(Data records)
* * * * *

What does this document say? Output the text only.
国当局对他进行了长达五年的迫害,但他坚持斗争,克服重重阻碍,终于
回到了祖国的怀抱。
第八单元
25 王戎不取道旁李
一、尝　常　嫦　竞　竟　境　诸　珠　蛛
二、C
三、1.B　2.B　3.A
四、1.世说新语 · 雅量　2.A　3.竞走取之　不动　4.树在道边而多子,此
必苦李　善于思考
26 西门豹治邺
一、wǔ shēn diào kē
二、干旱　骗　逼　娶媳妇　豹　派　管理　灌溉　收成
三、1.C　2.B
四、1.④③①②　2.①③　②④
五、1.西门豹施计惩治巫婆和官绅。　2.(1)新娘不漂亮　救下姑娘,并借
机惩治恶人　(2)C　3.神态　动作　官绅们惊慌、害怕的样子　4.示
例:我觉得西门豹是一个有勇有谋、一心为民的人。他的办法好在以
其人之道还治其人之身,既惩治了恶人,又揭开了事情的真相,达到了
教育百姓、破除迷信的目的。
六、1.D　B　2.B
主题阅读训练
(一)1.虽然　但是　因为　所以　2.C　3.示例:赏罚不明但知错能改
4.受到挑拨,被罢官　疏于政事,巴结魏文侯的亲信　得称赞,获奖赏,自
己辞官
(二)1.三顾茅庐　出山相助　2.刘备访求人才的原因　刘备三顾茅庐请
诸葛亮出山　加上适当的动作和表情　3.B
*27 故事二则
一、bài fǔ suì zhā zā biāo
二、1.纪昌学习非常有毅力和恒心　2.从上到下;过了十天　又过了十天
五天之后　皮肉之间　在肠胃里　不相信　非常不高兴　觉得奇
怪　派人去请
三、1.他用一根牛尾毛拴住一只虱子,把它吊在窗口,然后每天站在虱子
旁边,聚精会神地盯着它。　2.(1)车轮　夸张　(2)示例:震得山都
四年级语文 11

* * * * *

TASK DETAILS> The listing above should be transcribed in full, exactly as written.

FINISHED TASK>
What does this document say? Output the text only.
国当局对他进行了长达五年的迫害,但他坚持斗争,克服重重阻碍,终于
回到了祖国的怀抱。
第八单元
25 王戎不取道旁李
一、尝　常　嫦　竞　竟　境　诸　珠　蛛
二、C
三、1.B　2.B　3.A
四、1.世说新语 · 雅量　2.A　3.竞走取之　不动　4.树在道边而多子,此
必苦李　善于思考
26 西门豹治邺
一、wǔ shēn diào kē
二、干旱　骗　逼　娶媳妇　豹　派　管理　灌溉　收成
三、1.C　2.B
四、1.④③①②　2.①③　②④
五、1.西门豹施计惩治巫婆和官绅。　2.(1)新娘不漂亮　救下姑娘,并借
机惩治恶人　(2)C　3.神态　动作　官绅们惊慌、害怕的样子　4.示
例:我觉得西门豹是一个有勇有谋、一心为民的人。他的办法好在以
其人之道还治其人之身,既惩治了恶人,又揭开了事情的真相,达到了
教育百姓、破除迷信的目的。
六、1.D　B　2.B
主题阅读训练
(一)1.虽然　但是　因为　所以　2.C　3.示例:赏罚不明但知错能改
4.受到挑拨,被罢官　疏于政事,巴结魏文侯的亲信　得称赞,获奖赏,自
己辞官
(二)1.三顾茅庐　出山相助　2.刘备访求人才的原因　刘备三顾茅庐请
诸葛亮出山　加上适当的动作和表情　3.B
*27 故事二则
一、bài fǔ suì zhā zā biāo
二、1.纪昌学习非常有毅力和恒心　2.从上到下;过了十天　又过了十天
五天之后　皮肉之间　在肠胃里　不相信　非常不高兴　觉得奇
怪　派人去请
三、1.他用一根牛尾毛拴住一只虱子,把它吊在窗口,然后每天站在虱子
旁边,聚精会神地盯着它。　2.(1)车轮　夸张　(2)示例:震得山都
四年级语文 11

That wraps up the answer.